Cosa fare —
Indica se ciascuna affermazione concorda con l'intervento riportato più sotto: rispondi sì o no e cita alla lettera le parole decisive dell'intervento. 1. L'operazione Mare Nostrum è stata condotta dall'Italia insieme ad altri Paesi europei. 2. L'oratore intende soffermarsi sugli aspetti relativi ai diritti umani e alla dignità delle persone. 3. Tra le sfide affrontate dal Paese negli ultimi cinque anni viene citato il terrorismo.

Sezione del documento —

══════

Discussione generale
Data: 
Mercoledì, 17 Gennaio, 2018
Nome: 
Michele Nicoletti

 

Doc. XVI, n. 5

Grazie, Presidente. Il relatore ha già illustrato in modo assai efficace le ragioni che stanno alla base del provvedimento in oggetto che, come si è detto, tocca aspetti relativi alla pace e alla sicurezza ma anche aspetti relativi alla tutela dei diritti umani e della dignità delle persone, e vorrei, in particolare, soffermarmi su questo secondo aspetto. Ho ascoltato l'intervento che mi ha preceduto e confesso che ho avuto l'impressione di aver vissuto un'altra legislatura. Si è detto che non abbiamo una politica estera e che questo ultimo provvedimento è la dimostrazione di questa assenza, di questa confusione. Al contrario, a me pare che il nostro Paese ha dovuto fronteggiare, in questi cinque anni, sfide incredibili: la grande tragedia delle migrazioni al centro del Mediterraneo, il terrorismo, i conflitti, e si è mosso con una incredibile coerenza e determinazione. La prima cosa che abbiamo fatto è stato rispondere immediatamente a quello che stava avvenendo nel Mediterraneo con l'operazione Mare Nostrum in drammatica solitudine. Non ci siamo tirati indietro e, a detta di tutti gli osservatori internazionali, abbiamo salvato non solo migliaia di persone ma abbiamo salvato anche l'onore non solo del nostro Paese ma anche dell'Europa. Accanto a questa azione abbiamo impegnato tutte le nostre forze per richiamare l'attenzione e l'impegno delle organizzazioni internazionali e dell'Unione europea su quanto stava avvenendo perché venisse assunto un impegno collettivo.

══════

Dati archiviati —

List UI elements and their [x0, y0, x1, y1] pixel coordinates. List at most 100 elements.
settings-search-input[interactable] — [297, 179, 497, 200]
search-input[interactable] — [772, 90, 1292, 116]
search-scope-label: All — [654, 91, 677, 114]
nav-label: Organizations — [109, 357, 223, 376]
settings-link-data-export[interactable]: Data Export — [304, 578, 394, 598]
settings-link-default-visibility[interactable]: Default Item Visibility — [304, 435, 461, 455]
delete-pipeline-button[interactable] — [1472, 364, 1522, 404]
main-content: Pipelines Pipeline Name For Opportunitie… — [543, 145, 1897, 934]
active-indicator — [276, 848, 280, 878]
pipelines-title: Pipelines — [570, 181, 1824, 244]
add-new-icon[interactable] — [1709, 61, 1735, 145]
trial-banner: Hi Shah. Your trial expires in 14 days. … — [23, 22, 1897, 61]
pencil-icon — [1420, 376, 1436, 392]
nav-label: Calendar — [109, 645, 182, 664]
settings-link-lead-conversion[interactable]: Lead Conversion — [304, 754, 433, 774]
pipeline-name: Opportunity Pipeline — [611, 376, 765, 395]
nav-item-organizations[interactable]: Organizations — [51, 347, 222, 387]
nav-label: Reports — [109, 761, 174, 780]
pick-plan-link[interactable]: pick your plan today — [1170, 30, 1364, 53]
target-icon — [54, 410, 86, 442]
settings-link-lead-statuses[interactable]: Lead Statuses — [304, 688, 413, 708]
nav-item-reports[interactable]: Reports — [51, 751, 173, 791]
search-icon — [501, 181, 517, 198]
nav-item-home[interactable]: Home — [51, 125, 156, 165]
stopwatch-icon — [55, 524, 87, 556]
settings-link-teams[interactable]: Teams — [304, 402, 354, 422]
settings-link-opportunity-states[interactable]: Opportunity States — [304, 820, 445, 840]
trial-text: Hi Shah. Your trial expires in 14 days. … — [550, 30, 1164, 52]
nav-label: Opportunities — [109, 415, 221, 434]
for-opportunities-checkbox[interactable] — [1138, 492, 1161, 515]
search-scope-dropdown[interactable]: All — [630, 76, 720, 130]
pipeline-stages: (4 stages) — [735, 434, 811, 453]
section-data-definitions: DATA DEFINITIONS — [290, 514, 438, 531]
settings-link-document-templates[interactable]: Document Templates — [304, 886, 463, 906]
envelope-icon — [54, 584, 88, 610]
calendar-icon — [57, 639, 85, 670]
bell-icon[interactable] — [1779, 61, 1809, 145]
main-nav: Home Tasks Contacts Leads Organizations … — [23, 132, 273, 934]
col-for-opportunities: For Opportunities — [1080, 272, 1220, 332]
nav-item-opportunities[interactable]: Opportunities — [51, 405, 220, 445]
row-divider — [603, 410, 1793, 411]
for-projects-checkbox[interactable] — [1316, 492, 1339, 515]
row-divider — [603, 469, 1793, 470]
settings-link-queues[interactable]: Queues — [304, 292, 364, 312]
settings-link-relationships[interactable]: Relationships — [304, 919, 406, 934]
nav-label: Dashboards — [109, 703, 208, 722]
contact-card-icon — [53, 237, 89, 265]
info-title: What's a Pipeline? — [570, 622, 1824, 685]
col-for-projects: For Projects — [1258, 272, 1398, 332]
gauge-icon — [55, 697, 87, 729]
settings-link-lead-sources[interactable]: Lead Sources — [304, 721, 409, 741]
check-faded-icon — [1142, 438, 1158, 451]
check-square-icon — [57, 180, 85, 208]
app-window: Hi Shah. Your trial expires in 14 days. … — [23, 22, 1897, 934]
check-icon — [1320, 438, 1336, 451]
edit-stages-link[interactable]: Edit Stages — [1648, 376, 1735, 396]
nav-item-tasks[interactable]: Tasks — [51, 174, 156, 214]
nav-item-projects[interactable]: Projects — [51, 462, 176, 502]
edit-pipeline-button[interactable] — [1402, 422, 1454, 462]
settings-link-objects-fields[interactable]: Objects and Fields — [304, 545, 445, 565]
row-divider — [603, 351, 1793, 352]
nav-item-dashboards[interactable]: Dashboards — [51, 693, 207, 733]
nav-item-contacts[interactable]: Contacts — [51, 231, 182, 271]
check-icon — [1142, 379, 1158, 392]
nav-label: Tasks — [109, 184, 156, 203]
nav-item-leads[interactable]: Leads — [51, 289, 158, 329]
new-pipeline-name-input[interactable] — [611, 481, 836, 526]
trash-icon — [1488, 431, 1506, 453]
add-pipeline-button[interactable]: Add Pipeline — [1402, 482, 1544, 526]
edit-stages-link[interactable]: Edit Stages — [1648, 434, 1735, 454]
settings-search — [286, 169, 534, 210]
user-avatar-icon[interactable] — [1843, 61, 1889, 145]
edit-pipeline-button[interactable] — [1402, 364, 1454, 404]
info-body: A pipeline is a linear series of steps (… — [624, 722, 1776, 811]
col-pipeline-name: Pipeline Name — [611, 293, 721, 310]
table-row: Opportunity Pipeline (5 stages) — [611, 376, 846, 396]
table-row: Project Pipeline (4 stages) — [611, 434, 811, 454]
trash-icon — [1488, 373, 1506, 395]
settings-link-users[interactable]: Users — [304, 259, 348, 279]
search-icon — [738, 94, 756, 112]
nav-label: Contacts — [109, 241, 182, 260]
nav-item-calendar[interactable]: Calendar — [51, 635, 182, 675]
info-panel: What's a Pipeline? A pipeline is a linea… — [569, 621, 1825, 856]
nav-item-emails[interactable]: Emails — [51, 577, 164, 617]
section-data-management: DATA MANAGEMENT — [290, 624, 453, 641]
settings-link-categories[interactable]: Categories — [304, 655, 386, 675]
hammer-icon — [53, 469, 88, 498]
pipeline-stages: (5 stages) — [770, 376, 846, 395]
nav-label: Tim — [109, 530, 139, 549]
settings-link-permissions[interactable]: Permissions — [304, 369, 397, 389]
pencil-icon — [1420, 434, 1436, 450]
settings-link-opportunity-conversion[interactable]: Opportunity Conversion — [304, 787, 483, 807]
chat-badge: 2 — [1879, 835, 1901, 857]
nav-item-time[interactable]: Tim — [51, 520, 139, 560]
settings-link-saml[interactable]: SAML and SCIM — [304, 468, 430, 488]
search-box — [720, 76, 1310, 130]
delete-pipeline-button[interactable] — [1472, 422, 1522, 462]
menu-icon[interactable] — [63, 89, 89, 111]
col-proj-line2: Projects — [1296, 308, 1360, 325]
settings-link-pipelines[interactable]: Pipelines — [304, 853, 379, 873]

══════

Risultato completo —
1. No: "con l'operazione Mare Nostrum in drammatica solitudine".
2. Sì: "aspetti relativi alla tutela dei diritti umani e della dignità delle persone, e vorrei, in particolare, soffermarmi su questo secondo aspetto".
3. Sì: "la grande tragedia delle migrazioni al centro del Mediterraneo, il terrorismo, i conflitti".